== Provided records
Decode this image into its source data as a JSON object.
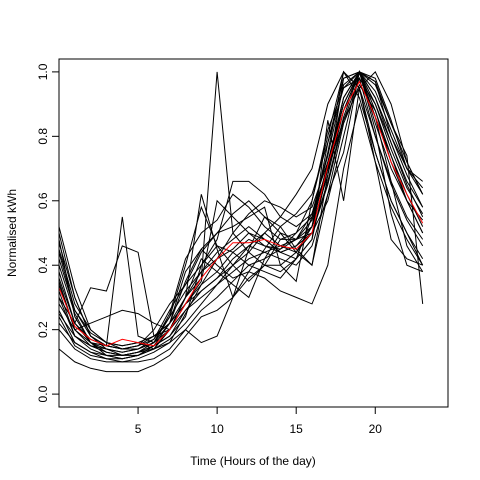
{
  "chart_data": {
    "type": "line",
    "title": "",
    "xlabel": "Time (Hours of the day)",
    "ylabel": "Normalised kWh",
    "xlim": [
      0,
      24.6
    ],
    "ylim": [
      -0.04,
      1.04
    ],
    "x_ticks": [
      5,
      10,
      15,
      20
    ],
    "y_ticks": [
      0.0,
      0.2,
      0.4,
      0.6,
      0.8,
      1.0
    ],
    "y_tick_labels": [
      "0.0",
      "0.2",
      "0.4",
      "0.6",
      "0.8",
      "1.0"
    ],
    "grid": false,
    "legend": "none",
    "x": [
      0,
      1,
      2,
      3,
      4,
      5,
      6,
      7,
      8,
      9,
      10,
      11,
      12,
      13,
      14,
      15,
      16,
      17,
      18,
      19,
      20,
      21,
      22,
      23
    ],
    "series_color": "#000000",
    "mean_color": "#ff0000",
    "series": [
      {
        "values": [
          0.52,
          0.33,
          0.2,
          0.16,
          0.15,
          0.16,
          0.14,
          0.2,
          0.3,
          0.38,
          0.42,
          0.45,
          0.5,
          0.48,
          0.44,
          0.42,
          0.55,
          0.7,
          0.88,
          1.0,
          0.97,
          0.8,
          0.68,
          0.58
        ]
      },
      {
        "values": [
          0.47,
          0.3,
          0.18,
          0.14,
          0.12,
          0.13,
          0.16,
          0.22,
          0.35,
          0.45,
          0.5,
          0.56,
          0.6,
          0.55,
          0.5,
          0.48,
          0.52,
          0.78,
          0.95,
          0.98,
          0.9,
          0.78,
          0.65,
          0.55
        ]
      },
      {
        "values": [
          0.4,
          0.25,
          0.16,
          0.12,
          0.11,
          0.12,
          0.14,
          0.2,
          0.3,
          0.36,
          1.0,
          0.5,
          0.44,
          0.4,
          0.38,
          0.42,
          0.48,
          0.7,
          0.85,
          0.95,
          1.0,
          0.9,
          0.72,
          0.62
        ]
      },
      {
        "values": [
          0.35,
          0.2,
          0.16,
          0.15,
          0.55,
          0.18,
          0.16,
          0.24,
          0.4,
          0.58,
          0.46,
          0.4,
          0.35,
          0.4,
          0.48,
          0.5,
          0.55,
          0.75,
          1.0,
          0.92,
          0.75,
          0.6,
          0.5,
          0.4
        ]
      },
      {
        "values": [
          0.3,
          0.22,
          0.33,
          0.32,
          0.46,
          0.44,
          0.18,
          0.2,
          0.28,
          0.35,
          0.6,
          0.55,
          0.5,
          0.46,
          0.45,
          0.5,
          0.6,
          0.82,
          0.95,
          1.0,
          0.98,
          0.85,
          0.7,
          0.64
        ]
      },
      {
        "values": [
          0.25,
          0.18,
          0.15,
          0.13,
          0.12,
          0.12,
          0.15,
          0.18,
          0.26,
          0.32,
          0.36,
          0.4,
          0.44,
          0.5,
          0.46,
          0.44,
          0.5,
          0.6,
          0.8,
          1.0,
          0.84,
          0.7,
          0.6,
          0.5
        ]
      },
      {
        "values": [
          0.22,
          0.16,
          0.13,
          0.12,
          0.12,
          0.13,
          0.14,
          0.16,
          0.2,
          0.16,
          0.18,
          0.3,
          0.45,
          0.55,
          0.52,
          0.45,
          0.4,
          0.62,
          0.75,
          1.0,
          0.86,
          0.74,
          0.62,
          0.52
        ]
      },
      {
        "values": [
          0.2,
          0.14,
          0.11,
          0.1,
          0.1,
          0.1,
          0.11,
          0.14,
          0.2,
          0.26,
          0.3,
          0.35,
          0.4,
          0.42,
          0.45,
          0.48,
          0.5,
          0.65,
          0.85,
          0.98,
          0.8,
          0.66,
          0.55,
          0.48
        ]
      },
      {
        "values": [
          0.14,
          0.1,
          0.08,
          0.07,
          0.07,
          0.07,
          0.09,
          0.12,
          0.18,
          0.24,
          0.26,
          0.3,
          0.38,
          0.36,
          0.32,
          0.3,
          0.28,
          0.4,
          0.7,
          0.9,
          0.72,
          0.58,
          0.48,
          0.4
        ]
      },
      {
        "values": [
          0.28,
          0.2,
          0.22,
          0.24,
          0.26,
          0.25,
          0.22,
          0.2,
          0.3,
          0.62,
          0.45,
          0.3,
          0.36,
          0.4,
          0.4,
          0.44,
          0.52,
          0.72,
          0.9,
          1.0,
          0.97,
          0.84,
          0.72,
          0.62
        ]
      },
      {
        "values": [
          0.32,
          0.18,
          0.15,
          0.14,
          0.13,
          0.14,
          0.16,
          0.25,
          0.42,
          0.5,
          0.54,
          0.62,
          0.58,
          0.52,
          0.48,
          0.48,
          0.56,
          0.74,
          0.96,
          1.0,
          0.92,
          0.78,
          0.66,
          0.58
        ]
      },
      {
        "values": [
          0.5,
          0.3,
          0.18,
          0.15,
          0.14,
          0.15,
          0.2,
          0.28,
          0.34,
          0.4,
          0.48,
          0.66,
          0.66,
          0.62,
          0.55,
          0.52,
          0.56,
          0.7,
          0.9,
          1.0,
          0.9,
          0.76,
          0.64,
          0.56
        ]
      },
      {
        "values": [
          0.45,
          0.28,
          0.2,
          0.16,
          0.14,
          0.15,
          0.18,
          0.22,
          0.3,
          0.42,
          0.38,
          0.34,
          0.3,
          0.42,
          0.5,
          0.44,
          0.4,
          0.68,
          0.98,
          1.0,
          0.88,
          0.72,
          0.6,
          0.5
        ]
      },
      {
        "values": [
          0.38,
          0.22,
          0.16,
          0.14,
          0.13,
          0.14,
          0.17,
          0.26,
          0.34,
          0.44,
          0.5,
          0.52,
          0.55,
          0.58,
          0.4,
          0.35,
          0.6,
          0.8,
          1.0,
          0.95,
          0.8,
          0.65,
          0.54,
          0.46
        ]
      },
      {
        "values": [
          0.3,
          0.18,
          0.14,
          0.12,
          0.11,
          0.12,
          0.15,
          0.18,
          0.24,
          0.4,
          0.46,
          0.44,
          0.4,
          0.38,
          0.36,
          0.42,
          0.48,
          0.85,
          0.6,
          0.95,
          0.75,
          0.6,
          0.5,
          0.42
        ]
      },
      {
        "values": [
          0.34,
          0.2,
          0.15,
          0.13,
          0.12,
          0.13,
          0.15,
          0.22,
          0.38,
          0.45,
          0.4,
          0.36,
          0.38,
          0.45,
          0.52,
          0.56,
          0.62,
          0.78,
          0.98,
          1.0,
          0.86,
          0.66,
          0.46,
          0.38
        ]
      },
      {
        "values": [
          0.44,
          0.26,
          0.18,
          0.15,
          0.14,
          0.14,
          0.16,
          0.2,
          0.28,
          0.32,
          0.36,
          0.42,
          0.46,
          0.5,
          0.55,
          0.62,
          0.7,
          0.9,
          1.0,
          0.95,
          0.72,
          0.48,
          0.42,
          0.4
        ]
      },
      {
        "values": [
          0.26,
          0.16,
          0.13,
          0.11,
          0.11,
          0.12,
          0.14,
          0.17,
          0.22,
          0.28,
          0.34,
          0.38,
          0.42,
          0.44,
          0.46,
          0.48,
          0.54,
          0.7,
          0.92,
          1.0,
          0.82,
          0.56,
          0.4,
          0.38
        ]
      },
      {
        "values": [
          0.36,
          0.22,
          0.17,
          0.15,
          0.14,
          0.15,
          0.17,
          0.24,
          0.32,
          0.38,
          0.44,
          0.48,
          0.52,
          0.48,
          0.44,
          0.46,
          0.52,
          0.68,
          0.88,
          1.0,
          0.94,
          0.82,
          0.7,
          0.62
        ]
      },
      {
        "values": [
          0.48,
          0.24,
          0.16,
          0.13,
          0.12,
          0.13,
          0.15,
          0.2,
          0.26,
          0.3,
          0.34,
          0.4,
          0.46,
          0.44,
          0.42,
          0.4,
          0.46,
          0.62,
          0.84,
          0.96,
          0.88,
          0.74,
          0.6,
          0.54
        ]
      },
      {
        "values": [
          0.24,
          0.15,
          0.12,
          0.11,
          0.1,
          0.11,
          0.13,
          0.16,
          0.25,
          0.34,
          0.42,
          0.5,
          0.56,
          0.6,
          0.58,
          0.55,
          0.58,
          0.72,
          0.92,
          1.0,
          0.96,
          0.84,
          0.74,
          0.28
        ]
      },
      {
        "values": [
          0.42,
          0.26,
          0.19,
          0.16,
          0.15,
          0.16,
          0.18,
          0.22,
          0.28,
          0.34,
          0.38,
          0.44,
          0.48,
          0.46,
          0.44,
          0.46,
          0.5,
          0.66,
          0.86,
          1.0,
          0.92,
          0.8,
          0.7,
          0.66
        ]
      }
    ],
    "mean": {
      "values": [
        0.33,
        0.21,
        0.17,
        0.15,
        0.17,
        0.16,
        0.15,
        0.2,
        0.28,
        0.36,
        0.42,
        0.47,
        0.47,
        0.48,
        0.46,
        0.45,
        0.5,
        0.71,
        0.88,
        0.97,
        0.86,
        0.72,
        0.62,
        0.53
      ]
    }
  }
}
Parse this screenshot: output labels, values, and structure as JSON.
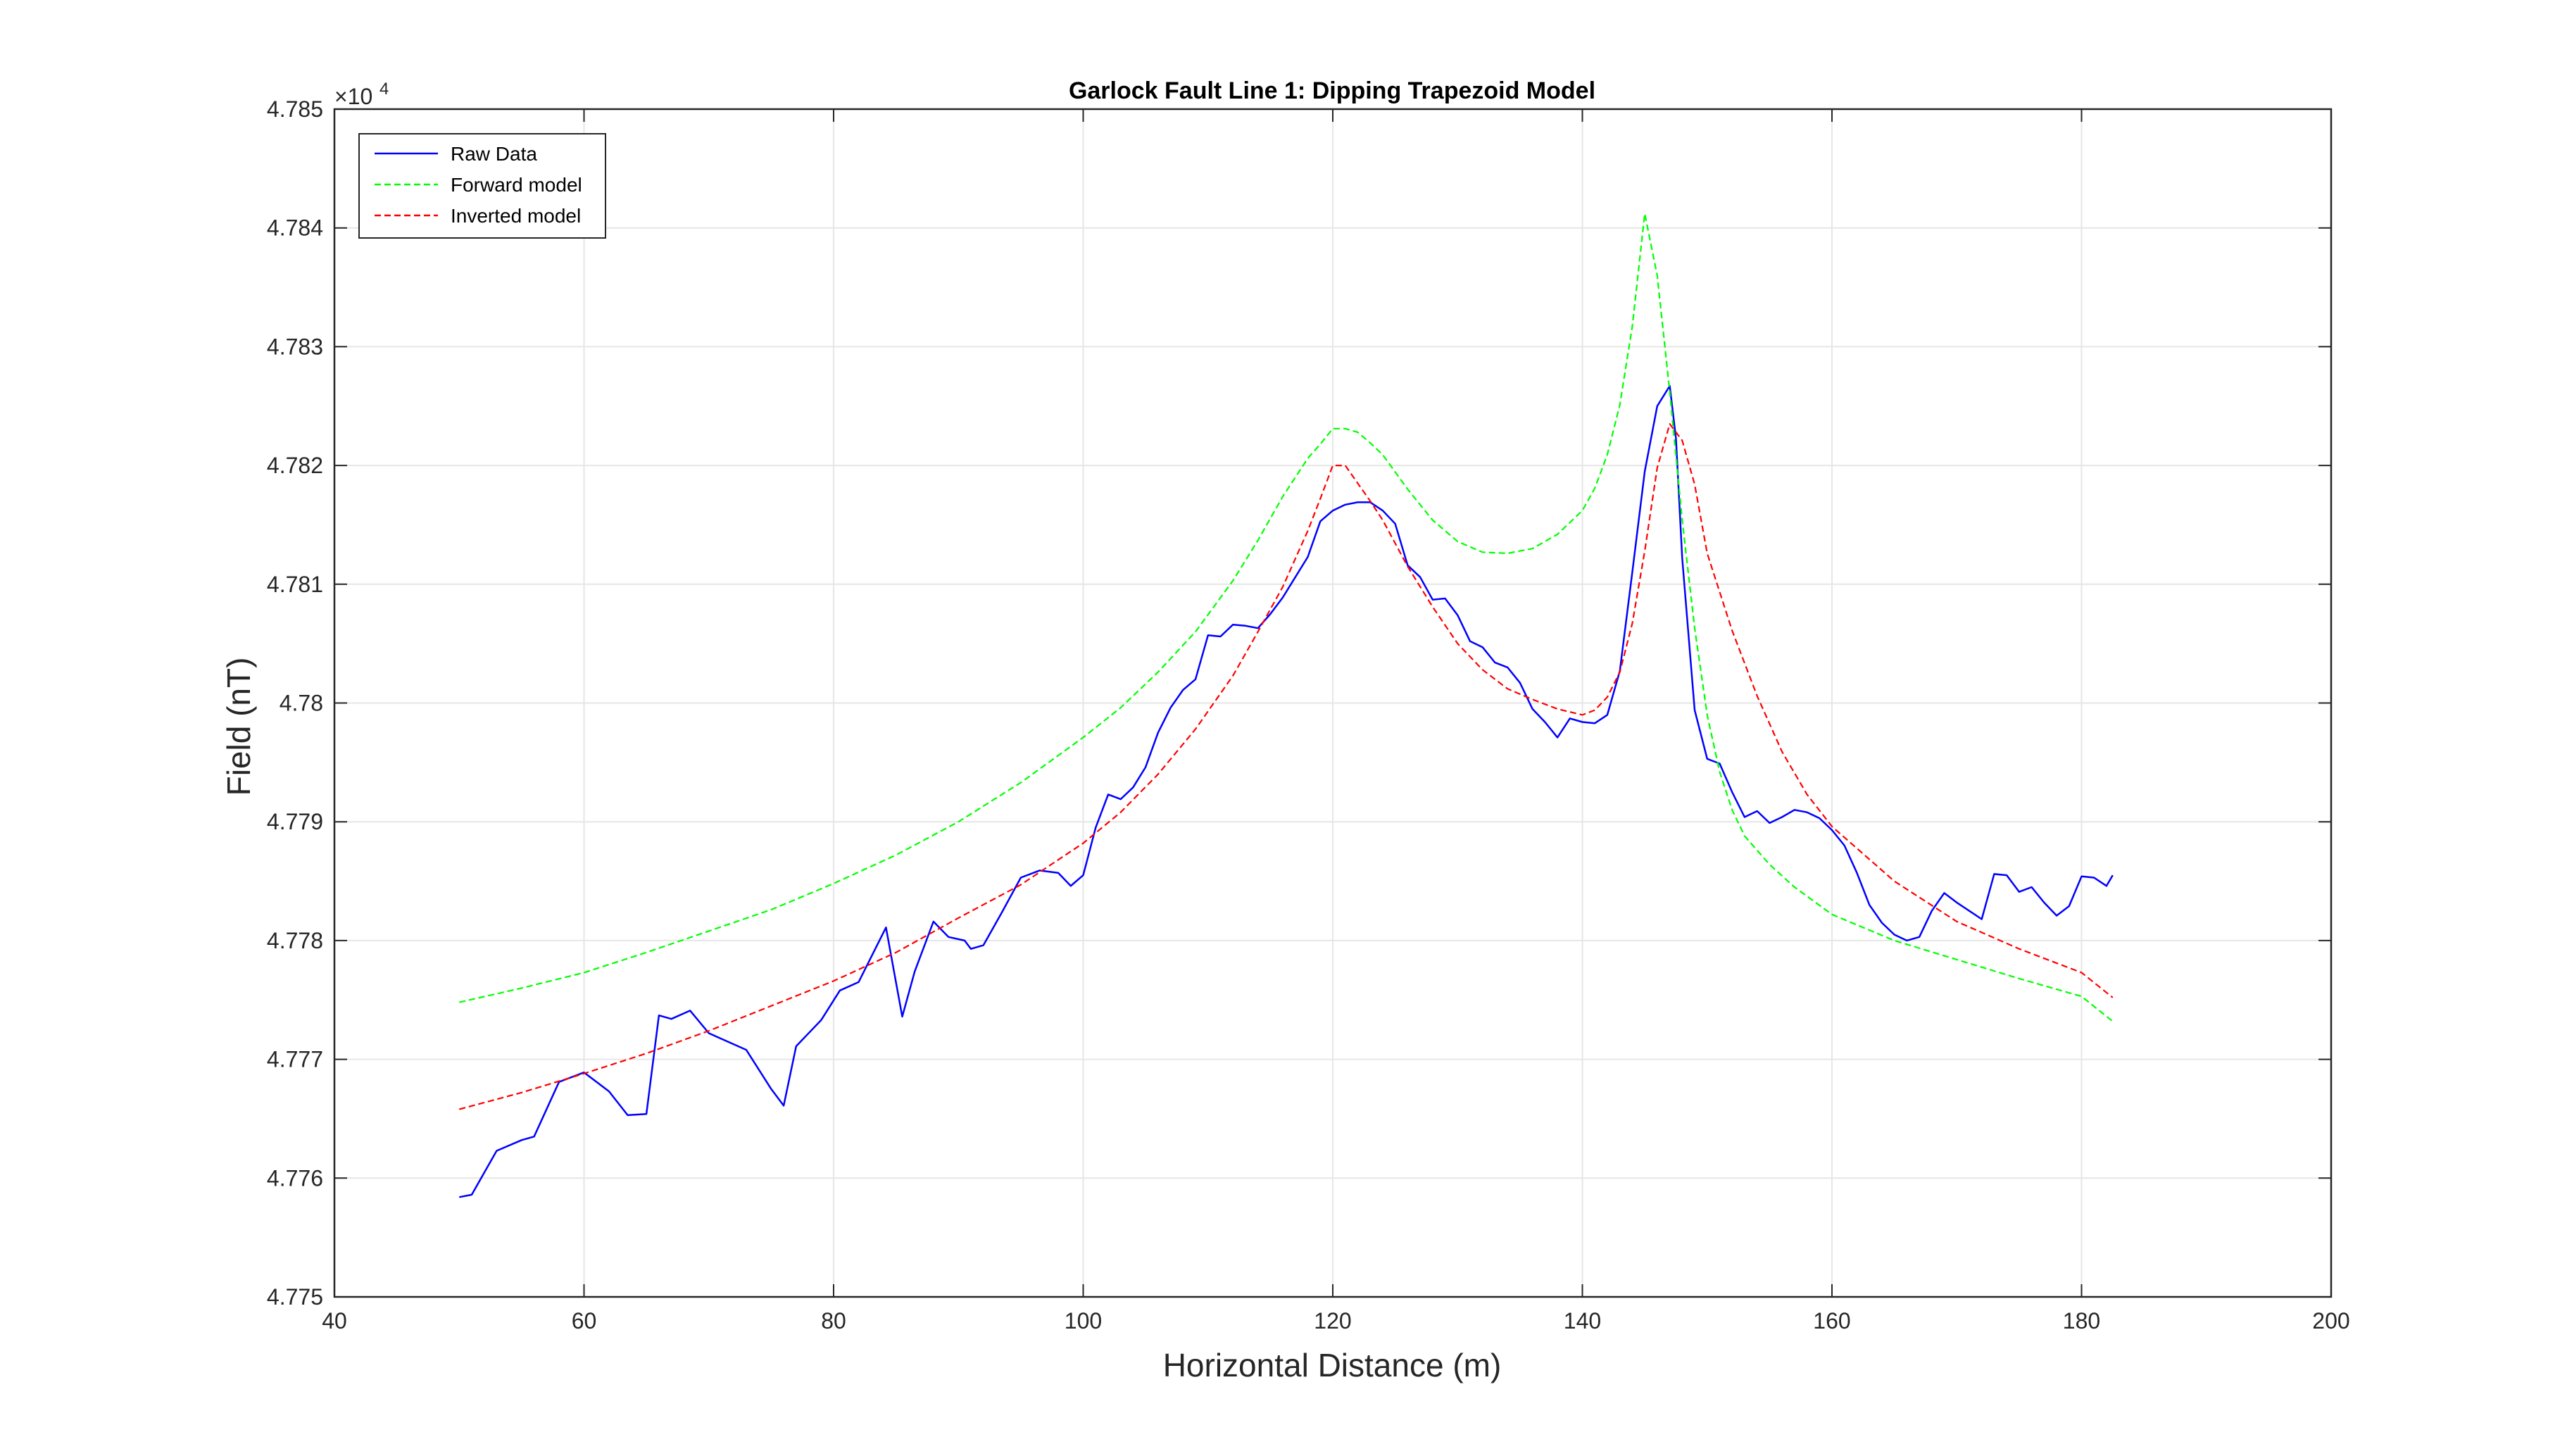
{
  "chart_data": {
    "type": "line",
    "title": "Garlock Fault Line 1: Dipping Trapezoid Model",
    "xlabel": "Horizontal Distance (m)",
    "ylabel": "Field (nT)",
    "exponent_base": "×10",
    "exponent_power": "4",
    "xlim": [
      40,
      200
    ],
    "ylim": [
      47750,
      47850
    ],
    "x_ticks": [
      40,
      60,
      80,
      100,
      120,
      140,
      160,
      180,
      200
    ],
    "y_ticks": [
      47750,
      47760,
      47770,
      47780,
      47790,
      47800,
      47810,
      47820,
      47830,
      47840,
      47850
    ],
    "x_tick_labels": [
      "40",
      "60",
      "80",
      "100",
      "120",
      "140",
      "160",
      "180",
      "200"
    ],
    "y_tick_labels": [
      "4.775",
      "4.776",
      "4.777",
      "4.778",
      "4.779",
      "4.78",
      "4.781",
      "4.782",
      "4.783",
      "4.784",
      "4.785"
    ],
    "grid": true,
    "legend_position": "top-left",
    "series": [
      {
        "name": "Raw Data",
        "color": "#0000ff",
        "style": "solid",
        "x": [
          50,
          51,
          53,
          55,
          56,
          58,
          60,
          62,
          63.5,
          65,
          66,
          67,
          68.5,
          70,
          73,
          75,
          76,
          77,
          79,
          80.5,
          82,
          84.2,
          85.5,
          86.5,
          88,
          89.2,
          90.5,
          91,
          92,
          93.5,
          95,
          96.5,
          98,
          99,
          100,
          101,
          102,
          103,
          104,
          105,
          106,
          107,
          108,
          109,
          110,
          111,
          112,
          113,
          114,
          115,
          116,
          117,
          118,
          119,
          120,
          121,
          122,
          123,
          124,
          125,
          126,
          127,
          128,
          129,
          130,
          131,
          132,
          133,
          134,
          135,
          136,
          137,
          138,
          139,
          140,
          141,
          142,
          143,
          144,
          145,
          146,
          147,
          147.5,
          148,
          149,
          150,
          151,
          152,
          153,
          154,
          155,
          156,
          157,
          158,
          159,
          160,
          161,
          162,
          163,
          164,
          165,
          166,
          167,
          168,
          169,
          170,
          171,
          172,
          173,
          174,
          175,
          176,
          177,
          178,
          179,
          180,
          181,
          182,
          182.5
        ],
        "y": [
          47758.4,
          47758.6,
          47762.3,
          47763.2,
          47763.5,
          47768.1,
          47768.9,
          47767.3,
          47765.3,
          47765.4,
          47773.7,
          47773.4,
          47774.1,
          47772.2,
          47770.8,
          47767.5,
          47766.1,
          47771.1,
          47773.3,
          47775.8,
          47776.5,
          47781.1,
          47773.6,
          47777.4,
          47781.6,
          47780.3,
          47780.0,
          47779.3,
          47779.6,
          47782.4,
          47785.3,
          47785.9,
          47785.7,
          47784.6,
          47785.5,
          47789.5,
          47792.3,
          47791.9,
          47792.9,
          47794.6,
          47797.5,
          47799.6,
          47801.1,
          47802.0,
          47805.7,
          47805.6,
          47806.6,
          47806.5,
          47806.3,
          47807.5,
          47808.9,
          47810.6,
          47812.3,
          47815.3,
          47816.2,
          47816.7,
          47816.9,
          47816.9,
          47816.2,
          47815.1,
          47811.6,
          47810.6,
          47808.7,
          47808.8,
          47807.4,
          47805.2,
          47804.7,
          47803.4,
          47803.0,
          47801.7,
          47799.5,
          47798.4,
          47797.1,
          47798.7,
          47798.4,
          47798.3,
          47799.0,
          47802.7,
          47811.0,
          47819.5,
          47825.0,
          47826.7,
          47822.3,
          47812.2,
          47799.4,
          47795.3,
          47794.9,
          47792.5,
          47790.4,
          47790.9,
          47789.9,
          47790.4,
          47791.0,
          47790.8,
          47790.3,
          47789.3,
          47788.0,
          47785.7,
          47783.0,
          47781.5,
          47780.5,
          47780.0,
          47780.3,
          47782.5,
          47784.0,
          47783.2,
          47782.5,
          47781.8,
          47785.6,
          47785.5,
          47784.1,
          47784.5,
          47783.2,
          47782.1,
          47782.9,
          47785.4,
          47785.3,
          47784.6,
          47785.5
        ]
      },
      {
        "name": "Forward model",
        "color": "#00ff00",
        "style": "dashed",
        "x": [
          50,
          55,
          60,
          65,
          70,
          75,
          80,
          85,
          90,
          95,
          100,
          103,
          106,
          109,
          112,
          114,
          116,
          118,
          119,
          120,
          121,
          122,
          123,
          124,
          126,
          128,
          130,
          132,
          134,
          136,
          138,
          140,
          141,
          142,
          143,
          144,
          145,
          146,
          147,
          148,
          149,
          150,
          151,
          152,
          153,
          155,
          157,
          160,
          165,
          170,
          175,
          180,
          182.5
        ],
        "y": [
          47774.8,
          47776.0,
          47777.3,
          47779.0,
          47780.8,
          47782.6,
          47784.8,
          47787.2,
          47790.0,
          47793.3,
          47797.1,
          47799.6,
          47802.6,
          47806.0,
          47810.3,
          47813.7,
          47817.4,
          47820.6,
          47821.8,
          47823.1,
          47823.1,
          47822.8,
          47821.9,
          47820.9,
          47818.0,
          47815.4,
          47813.6,
          47812.7,
          47812.6,
          47813.0,
          47814.2,
          47816.2,
          47818.1,
          47820.9,
          47825.1,
          47831.7,
          47841.2,
          47836.0,
          47826.2,
          47815.4,
          47806.3,
          47799.0,
          47794.2,
          47791.0,
          47788.8,
          47786.4,
          47784.5,
          47782.2,
          47780.0,
          47778.4,
          47776.8,
          47775.3,
          47773.2
        ]
      },
      {
        "name": "Inverted model",
        "color": "#ff0000",
        "style": "dashed",
        "x": [
          50,
          55,
          60,
          65,
          70,
          75,
          80,
          85,
          90,
          95,
          100,
          103,
          106,
          109,
          112,
          114,
          116,
          118,
          119,
          120,
          121,
          122,
          123,
          124,
          126,
          128,
          130,
          132,
          134,
          136,
          138,
          140,
          141,
          142,
          143,
          144,
          145,
          146,
          147,
          148,
          149,
          150,
          152,
          154,
          156,
          158,
          160,
          165,
          170,
          175,
          180,
          182.5
        ],
        "y": [
          47765.8,
          47767.2,
          47768.8,
          47770.5,
          47772.4,
          47774.5,
          47776.6,
          47779.0,
          47781.9,
          47784.7,
          47788.2,
          47790.8,
          47794.0,
          47797.8,
          47802.3,
          47806.0,
          47809.8,
          47814.5,
          47817.2,
          47820.0,
          47820.0,
          47818.5,
          47817.0,
          47815.4,
          47811.5,
          47808.1,
          47805.0,
          47802.8,
          47801.2,
          47800.3,
          47799.5,
          47799.0,
          47799.4,
          47800.5,
          47802.6,
          47806.7,
          47812.8,
          47819.8,
          47823.5,
          47822.1,
          47818.4,
          47812.6,
          47806.1,
          47800.6,
          47795.9,
          47792.3,
          47789.6,
          47785.0,
          47781.6,
          47779.3,
          47777.3,
          47775.2
        ]
      }
    ]
  }
}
====
*Directions for this task*: Isolate each line of the listing above that includes "xlabel". Copy it.

*The response*:
    "xlabel": "Time (Hours of the day)",
    "xlabel": "Horizontal Distance (m)",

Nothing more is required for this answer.